## GOAL
Copy every line of the listing that holds the string "label".

## ENTRIES SUPPLIED

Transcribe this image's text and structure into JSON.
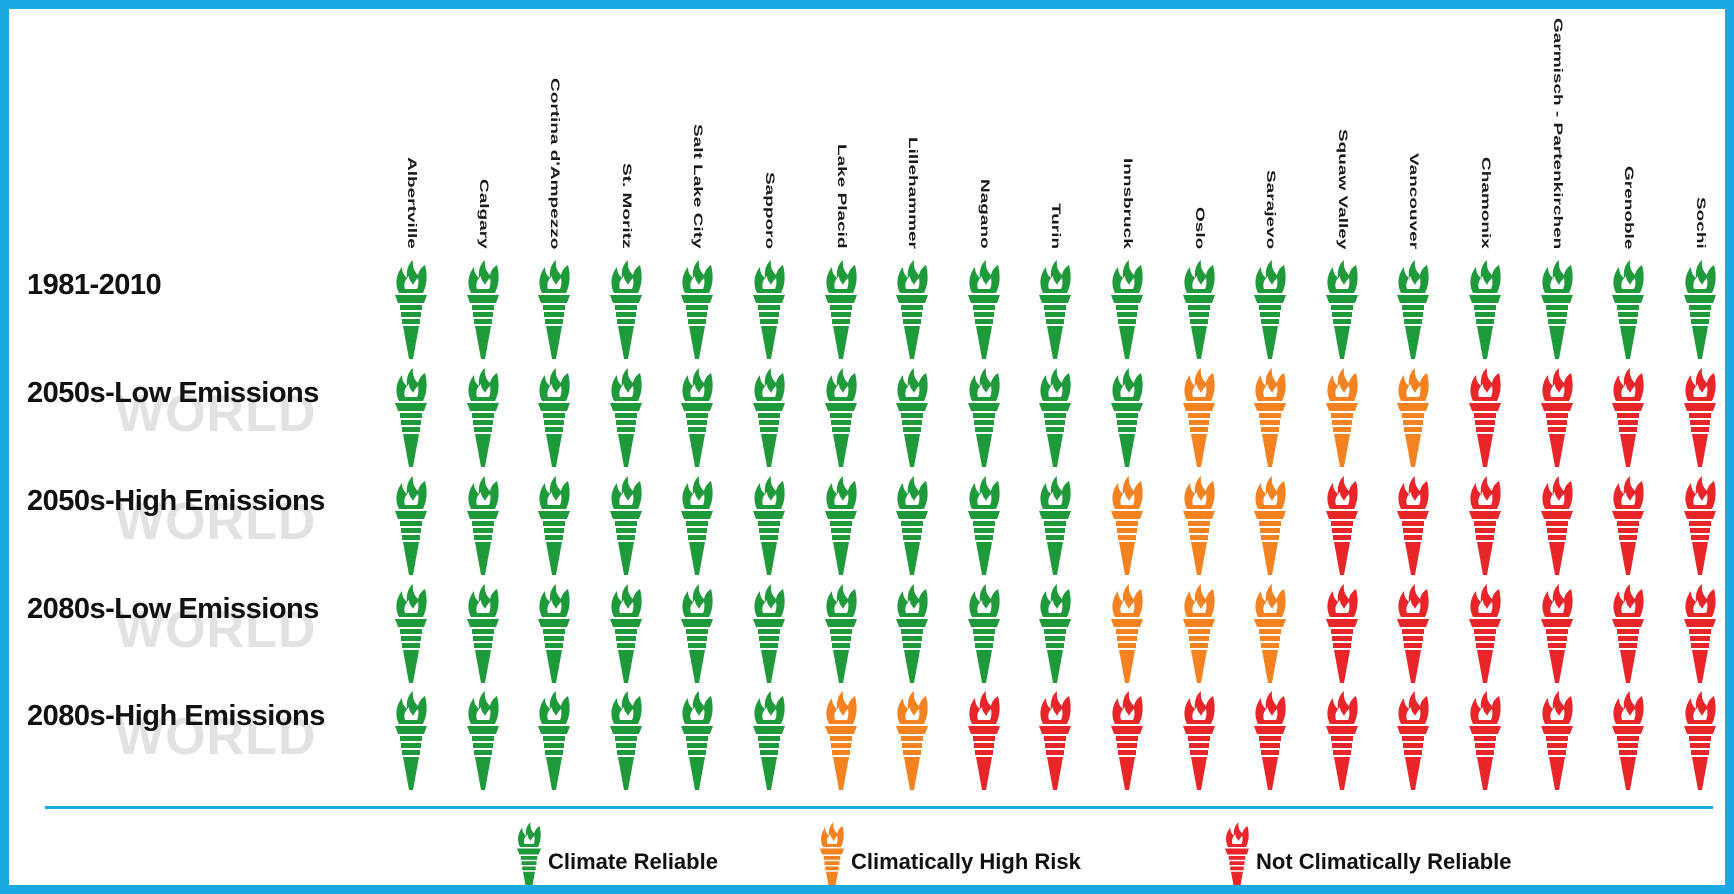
{
  "cities": [
    "Albertville",
    "Calgary",
    "Cortina d'Ampezzo",
    "St. Moritz",
    "Salt Lake City",
    "Sapporo",
    "Lake Placid",
    "Lillehammer",
    "Nagano",
    "Turin",
    "Innsbruck",
    "Oslo",
    "Sarajevo",
    "Squaw Valley",
    "Vancouver",
    "Chamonix",
    "Garmisch - Partenkirchen",
    "Grenoble",
    "Sochi"
  ],
  "scenarios": [
    {
      "label": "1981-2010",
      "watermark": "",
      "ratings": [
        "reliable",
        "reliable",
        "reliable",
        "reliable",
        "reliable",
        "reliable",
        "reliable",
        "reliable",
        "reliable",
        "reliable",
        "reliable",
        "reliable",
        "reliable",
        "reliable",
        "reliable",
        "reliable",
        "reliable",
        "reliable",
        "reliable"
      ]
    },
    {
      "label": "2050s-Low Emissions",
      "watermark": "WORLD",
      "ratings": [
        "reliable",
        "reliable",
        "reliable",
        "reliable",
        "reliable",
        "reliable",
        "reliable",
        "reliable",
        "reliable",
        "reliable",
        "reliable",
        "high_risk",
        "high_risk",
        "high_risk",
        "high_risk",
        "not_reliable",
        "not_reliable",
        "not_reliable",
        "not_reliable"
      ]
    },
    {
      "label": "2050s-High Emissions",
      "watermark": "WORLD",
      "ratings": [
        "reliable",
        "reliable",
        "reliable",
        "reliable",
        "reliable",
        "reliable",
        "reliable",
        "reliable",
        "reliable",
        "reliable",
        "high_risk",
        "high_risk",
        "high_risk",
        "not_reliable",
        "not_reliable",
        "not_reliable",
        "not_reliable",
        "not_reliable",
        "not_reliable"
      ]
    },
    {
      "label": "2080s-Low Emissions",
      "watermark": "WORLD",
      "ratings": [
        "reliable",
        "reliable",
        "reliable",
        "reliable",
        "reliable",
        "reliable",
        "reliable",
        "reliable",
        "reliable",
        "reliable",
        "high_risk",
        "high_risk",
        "high_risk",
        "not_reliable",
        "not_reliable",
        "not_reliable",
        "not_reliable",
        "not_reliable",
        "not_reliable"
      ]
    },
    {
      "label": "2080s-High Emissions",
      "watermark": "WORLD",
      "ratings": [
        "reliable",
        "reliable",
        "reliable",
        "reliable",
        "reliable",
        "reliable",
        "high_risk",
        "high_risk",
        "not_reliable",
        "not_reliable",
        "not_reliable",
        "not_reliable",
        "not_reliable",
        "not_reliable",
        "not_reliable",
        "not_reliable",
        "not_reliable",
        "not_reliable",
        "not_reliable"
      ]
    }
  ],
  "legend": [
    {
      "key": "reliable",
      "label": "Climate Reliable"
    },
    {
      "key": "high_risk",
      "label": "Climatically High Risk"
    },
    {
      "key": "not_reliable",
      "label": "Not Climatically Reliable"
    }
  ],
  "colors": {
    "reliable": "#1e9a3a",
    "high_risk": "#f58220",
    "not_reliable": "#e8262a",
    "frame": "#1aa9e0"
  },
  "icon": "olympic-torch-icon"
}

## RESULT BELOW
      "label": "1981-2010",
      "label": "2050s-Low Emissions",
      "label": "2050s-High Emissions",
      "label": "2080s-Low Emissions",
      "label": "2080s-High Emissions",
      "label": "Climate Reliable"
      "label": "Climatically High Risk"
      "label": "Not Climatically Reliable"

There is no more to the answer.